| THE TASK |
Without the images, write out the whole listing exactly.

- - -

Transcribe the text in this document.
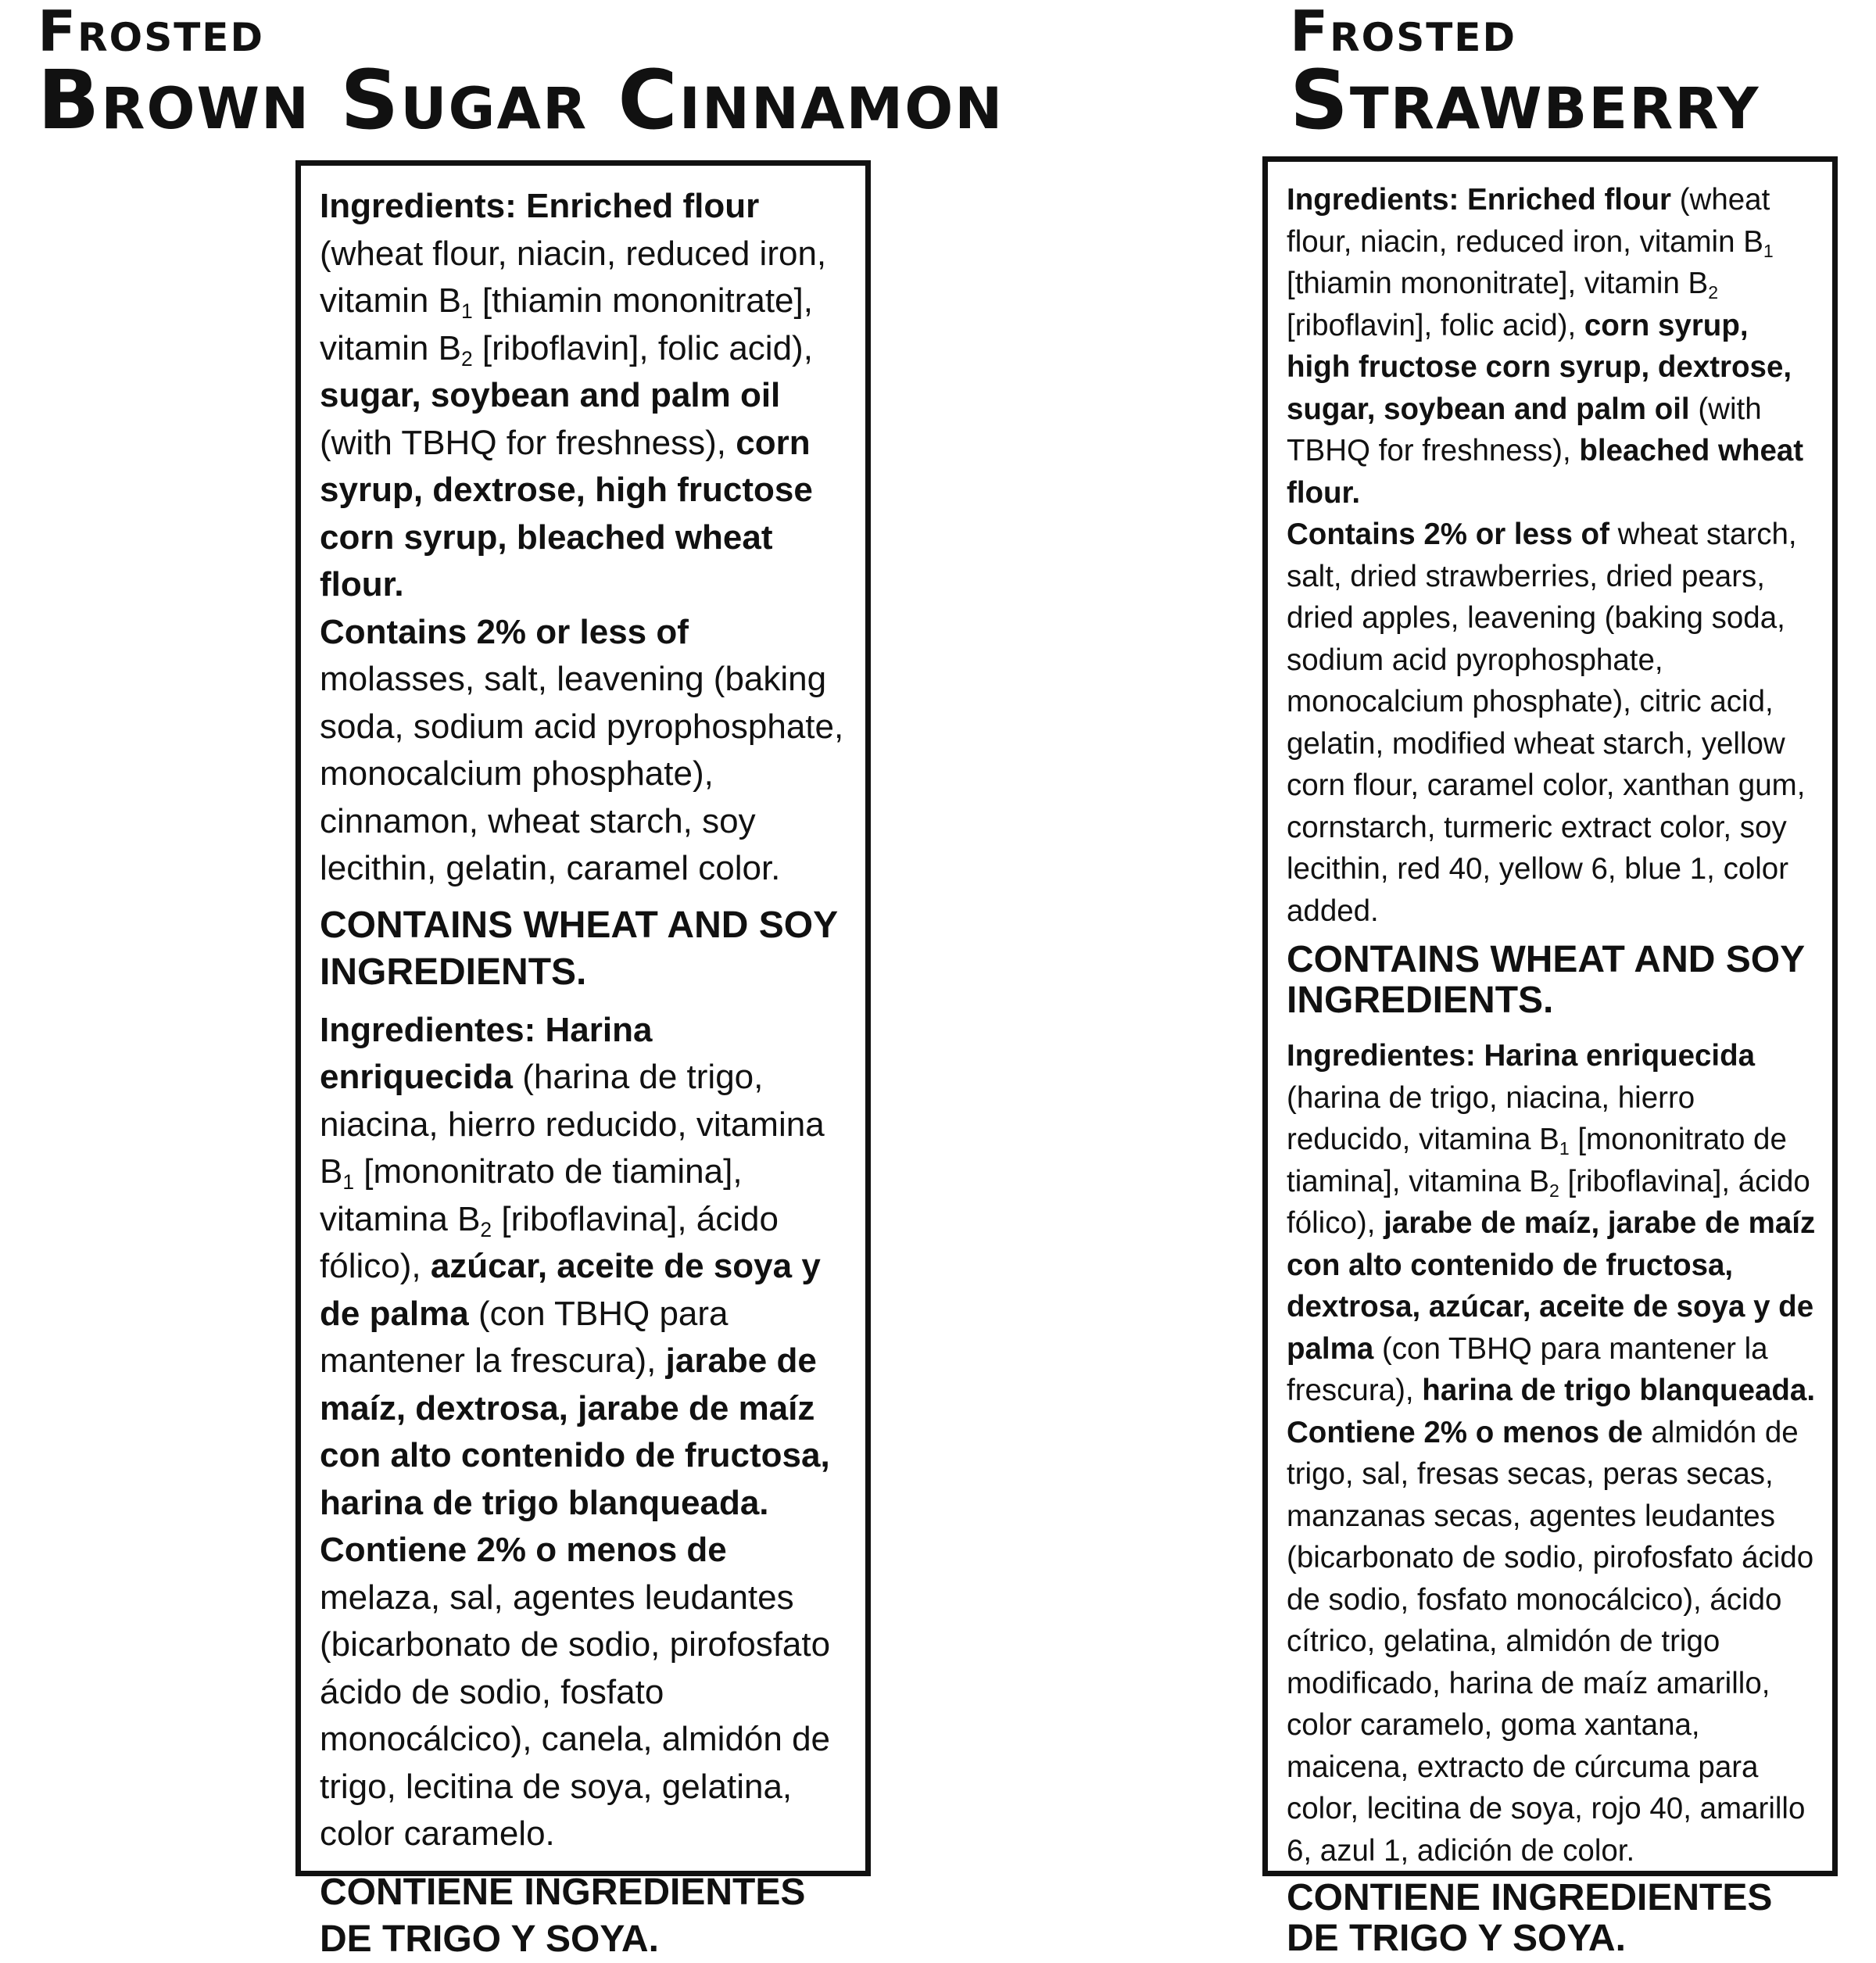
Frosted
Brown Sugar Cinnamon
Frosted
Strawberry

Ingredients: Enriched flour (wheat flour, niacin, reduced iron, vitamin $B_1$ [thiamin mononitrate], vitamin $B_2$ [riboflavin], folic acid), sugar, soybean and palm oil (with TBHQ for freshness), corn syrup, dextrose, high fructose corn syrup, bleached wheat flour.
Contains 2% or less of molasses, salt, leavening (baking soda, sodium acid pyrophosphate, monocalcium phosphate), cinnamon, wheat starch, soy lecithin, gelatin, caramel color.

CONTAINS WHEAT AND SOY INGREDIENTS.

Ingredientes: Harina enriquecida (harina de trigo, niacina, hierro reducido, vitamina $B_1$ [mononitrato de tiamina], vitamina $B_2$ [riboflavina], ácido fólico), azúcar, aceite de soya y de palma (con TBHQ para mantener la frescura), jarabe de maíz, dextrosa, jarabe de maíz con alto contenido de fructosa, harina de trigo blanqueada.
Contiene 2% o menos de melaza, sal, agentes leudantes (bicarbonato de sodio, pirofosfato ácido de sodio, fosfato monocálcico), canela, almidón de trigo, lecitina de soya, gelatina, color caramelo.

CONTIENE INGREDIENTES DE TRIGO Y SOYA.

Ingredients: Enriched flour (wheat flour, niacin, reduced iron, vitamin $B_1$ [thiamin mononitrate], vitamin $B_2$ [riboflavin], folic acid), corn syrup, high fructose corn syrup, dextrose, sugar, soybean and palm oil (with TBHQ for freshness), bleached wheat flour.
Contains 2% or less of wheat starch, salt, dried strawberries, dried pears, dried apples, leavening (baking soda, sodium acid pyrophosphate, monocalcium phosphate), citric acid, gelatin, modified wheat starch, yellow corn flour, caramel color, xanthan gum, cornstarch, turmeric extract color, soy lecithin, red 40, yellow 6, blue 1, color added.

CONTAINS WHEAT AND SOY INGREDIENTS.

Ingredientes: Harina enriquecida (harina de trigo, niacina, hierro reducido, vitamina $B_1$ [mononitrato de tiamina], vitamina $B_2$ [riboflavina], ácido fólico), jarabe de maíz, jarabe de maíz con alto contenido de fructosa, dextrosa, azúcar, aceite de soya y de palma (con TBHQ para mantener la frescura), harina de trigo blanqueada.
Contiene 2% o menos de almidón de trigo, sal, fresas secas, peras secas, manzanas secas, agentes leudantes (bicarbonato de sodio, pirofosfato ácido de sodio, fosfato monocálcico), ácido cítrico, gelatina, almidón de trigo modificado, harina de maíz amarillo, color caramelo, goma xantana, maicena, extracto de cúrcuma para color, lecitina de soya, rojo 40, amarillo 6, azul 1, adición de color.

CONTIENE INGREDIENTES DE TRIGO Y SOYA.
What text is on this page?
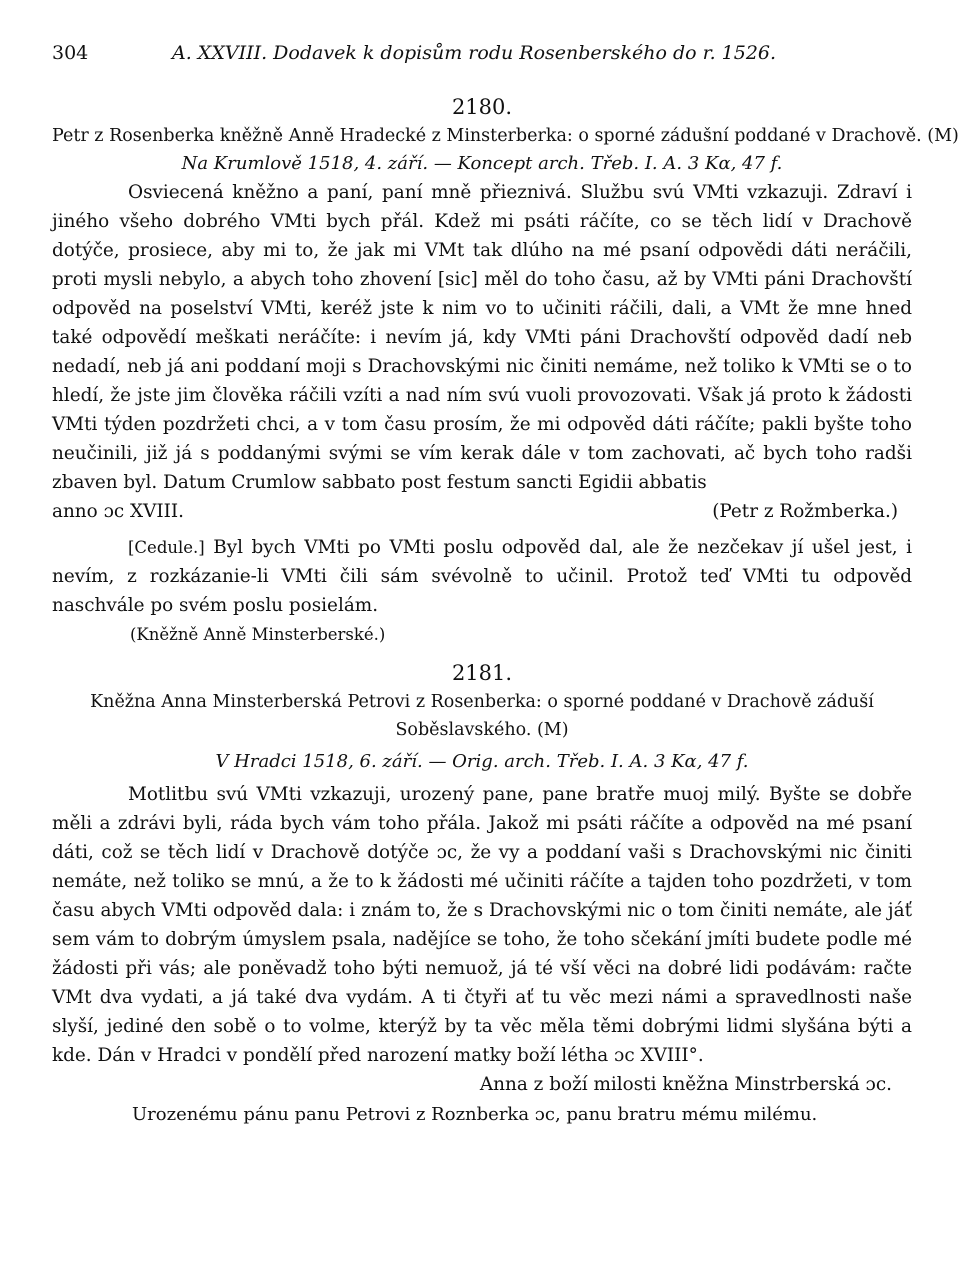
304	A. XXVIII. Dodavek k dopisům rodu Rosenberského do r. 1526.
2180.
Petr z Rosenberka kněžně Anně Hradecké z Minsterberka: o sporné zádušní poddané v Drachově. (M)
Na Krumlově 1518, 4. září. — Koncept arch. Třeb. I. A. 3 Kα, 47 f.

Osviecená kněžno a paní, paní mně přieznivá. Službu svú VMti vzkazuji. Zdraví i jiného všeho dobrého VMti bych přál. Kdež mi psáti ráčíte, co se těch lidí v Drachově dotýče, prosiece, aby mi to, že jak mi VMt tak dlúho na mé psaní odpovědi dáti neráčili, proti mysli nebylo, a abych toho zhovení [sic] měl do toho času, až by VMti páni Drachovští odpověd na poselství VMti, keréž jste k nim vo to učiniti ráčili, dali, a VMt že mne hned také odpovědí meškati neráčíte: i nevím já, kdy VMti páni Drachovští odpověd dadí neb nedadí, neb já ani poddaní moji s Drachovskými nic činiti nemáme, než toliko k VMti se o to hledí, že jste jim člověka ráčili vzíti a nad ním svú vuoli provozovati. Však já proto k žádosti VMti týden pozdržeti chci, a v tom času prosím, že mi odpověd dáti ráčíte; pakli byšte toho neučinili, již já s poddanými svými se vím kerak dále v tom zachovati, ač bych toho radši zbaven byl. Datum Crumlow sabbato post festum sancti Egidii abbatis

anno ɔc XVIII.	(Petr z Rožmberka.)

[Cedule.] Byl bych VMti po VMti poslu odpověd dal, ale že nezčekav jí ušel jest, i nevím, z rozkázanie-li VMti čili sám svévolně to učinil. Protož teď VMti tu odpověd naschvále po svém poslu posielám.

(Kněžně Anně Minsterberské.)
2181.
Kněžna Anna Minsterberská Petrovi z Rosenberka: o sporné poddané v Drachově záduší
Soběslavského. (M)
V Hradci 1518, 6. září. — Orig. arch. Třeb. I. A. 3 Kα, 47 f.

Motlitbu svú VMti vzkazuji, urozený pane, pane bratře muoj milý. Byšte se dobře měli a zdrávi byli, ráda bych vám toho přála. Jakož mi psáti ráčíte a odpověd na mé psaní dáti, což se těch lidí v Drachově dotýče ɔc, že vy a poddaní vaši s Drachovskými nic činiti nemáte, než toliko se mnú, a že to k žádosti mé učiniti ráčíte a tajden toho pozdržeti, v tom času abych VMti odpověd dala: i znám to, že s Drachovskými nic o tom činiti nemáte, ale jáť sem vám to dobrým úmyslem psala, nadějíce se toho, že toho sčekání jmíti budete podle mé žádosti při vás; ale poněvadž toho býti nemuož, já té vší věci na dobré lidi podávám: račte VMt dva vydati, a já také dva vydám. A ti čtyři ať tu věc mezi námi a spravedlnosti naše slyší, jediné den sobě o to volme, kterýž by ta věc měla těmi dobrými lidmi slyšána býti a kde. Dán v Hradci v pondělí před narození matky boží létha ɔc XVIII°.

Anna z boží milosti kněžna Minstrberská ɔc.
Urozenému pánu panu Petrovi z Roznberka ɔc, panu bratru mému milému.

- - -

| SOLUTION FOR THIS PROBLEM |
Transcribe the text in this document.
Frosted
Brown Sugar Cinnamon
Frosted
Strawberry

Ingredients: Enriched flour (wheat flour, niacin, reduced iron, vitamin $B_1$ [thiamin mononitrate], vitamin $B_2$ [riboflavin], folic acid), sugar, soybean and palm oil (with TBHQ for freshness), corn syrup, dextrose, high fructose corn syrup, bleached wheat flour.
Contains 2% or less of molasses, salt, leavening (baking soda, sodium acid pyrophosphate, monocalcium phosphate), cinnamon, wheat starch, soy lecithin, gelatin, caramel color.

CONTAINS WHEAT AND SOY INGREDIENTS.

Ingredientes: Harina enriquecida (harina de trigo, niacina, hierro reducido, vitamina $B_1$ [mononitrato de tiamina], vitamina $B_2$ [riboflavina], ácido fólico), azúcar, aceite de soya y de palma (con TBHQ para mantener la frescura), jarabe de maíz, dextrosa, jarabe de maíz con alto contenido de fructosa, harina de trigo blanqueada.
Contiene 2% o menos de melaza, sal, agentes leudantes (bicarbonato de sodio, pirofosfato ácido de sodio, fosfato monocálcico), canela, almidón de trigo, lecitina de soya, gelatina, color caramelo.

CONTIENE INGREDIENTES DE TRIGO Y SOYA.

Ingredients: Enriched flour (wheat flour, niacin, reduced iron, vitamin $B_1$ [thiamin mononitrate], vitamin $B_2$ [riboflavin], folic acid), corn syrup, high fructose corn syrup, dextrose, sugar, soybean and palm oil (with TBHQ for freshness), bleached wheat flour.
Contains 2% or less of wheat starch, salt, dried strawberries, dried pears, dried apples, leavening (baking soda, sodium acid pyrophosphate, monocalcium phosphate), citric acid, gelatin, modified wheat starch, yellow corn flour, caramel color, xanthan gum, cornstarch, turmeric extract color, soy lecithin, red 40, yellow 6, blue 1, color added.

CONTAINS WHEAT AND SOY INGREDIENTS.

Ingredientes: Harina enriquecida (harina de trigo, niacina, hierro reducido, vitamina $B_1$ [mononitrato de tiamina], vitamina $B_2$ [riboflavina], ácido fólico), jarabe de maíz, jarabe de maíz con alto contenido de fructosa, dextrosa, azúcar, aceite de soya y de palma (con TBHQ para mantener la frescura), harina de trigo blanqueada.
Contiene 2% o menos de almidón de trigo, sal, fresas secas, peras secas, manzanas secas, agentes leudantes (bicarbonato de sodio, pirofosfato ácido de sodio, fosfato monocálcico), ácido cítrico, gelatina, almidón de trigo modificado, harina de maíz amarillo, color caramelo, goma xantana, maicena, extracto de cúrcuma para color, lecitina de soya, rojo 40, amarillo 6, azul 1, adición de color.

CONTIENE INGREDIENTES DE TRIGO Y SOYA.
What text is on this page?
304	A. XXVIII. Dodavek k dopisům rodu Rosenberského do r. 1526.
2180.
Petr z Rosenberka kněžně Anně Hradecké z Minsterberka: o sporné zádušní poddané v Drachově. (M)
Na Krumlově 1518, 4. září. — Koncept arch. Třeb. I. A. 3 Kα, 47 f.

Osviecená kněžno a paní, paní mně přieznivá. Službu svú VMti vzkazuji. Zdraví i jiného všeho dobrého VMti bych přál. Kdež mi psáti ráčíte, co se těch lidí v Drachově dotýče, prosiece, aby mi to, že jak mi VMt tak dlúho na mé psaní odpovědi dáti neráčili, proti mysli nebylo, a abych toho zhovení [sic] měl do toho času, až by VMti páni Drachovští odpověd na poselství VMti, keréž jste k nim vo to učiniti ráčili, dali, a VMt že mne hned také odpovědí meškati neráčíte: i nevím já, kdy VMti páni Drachovští odpověd dadí neb nedadí, neb já ani poddaní moji s Drachovskými nic činiti nemáme, než toliko k VMti se o to hledí, že jste jim člověka ráčili vzíti a nad ním svú vuoli provozovati. Však já proto k žádosti VMti týden pozdržeti chci, a v tom času prosím, že mi odpověd dáti ráčíte; pakli byšte toho neučinili, již já s poddanými svými se vím kerak dále v tom zachovati, ač bych toho radši zbaven byl. Datum Crumlow sabbato post festum sancti Egidii abbatis

anno ɔc XVIII.	(Petr z Rožmberka.)

[Cedule.] Byl bych VMti po VMti poslu odpověd dal, ale že nezčekav jí ušel jest, i nevím, z rozkázanie-li VMti čili sám svévolně to učinil. Protož teď VMti tu odpověd naschvále po svém poslu posielám.

(Kněžně Anně Minsterberské.)
2181.
Kněžna Anna Minsterberská Petrovi z Rosenberka: o sporné poddané v Drachově záduší
Soběslavského. (M)
V Hradci 1518, 6. září. — Orig. arch. Třeb. I. A. 3 Kα, 47 f.

Motlitbu svú VMti vzkazuji, urozený pane, pane bratře muoj milý. Byšte se dobře měli a zdrávi byli, ráda bych vám toho přála. Jakož mi psáti ráčíte a odpověd na mé psaní dáti, což se těch lidí v Drachově dotýče ɔc, že vy a poddaní vaši s Drachovskými nic činiti nemáte, než toliko se mnú, a že to k žádosti mé učiniti ráčíte a tajden toho pozdržeti, v tom času abych VMti odpověd dala: i znám to, že s Drachovskými nic o tom činiti nemáte, ale jáť sem vám to dobrým úmyslem psala, nadějíce se toho, že toho sčekání jmíti budete podle mé žádosti při vás; ale poněvadž toho býti nemuož, já té vší věci na dobré lidi podávám: račte VMt dva vydati, a já také dva vydám. A ti čtyři ať tu věc mezi námi a spravedlnosti naše slyší, jediné den sobě o to volme, kterýž by ta věc měla těmi dobrými lidmi slyšána býti a kde. Dán v Hradci v pondělí před narození matky boží létha ɔc XVIII°.

Anna z boží milosti kněžna Minstrberská ɔc.
Urozenému pánu panu Petrovi z Roznberka ɔc, panu bratru mému milému.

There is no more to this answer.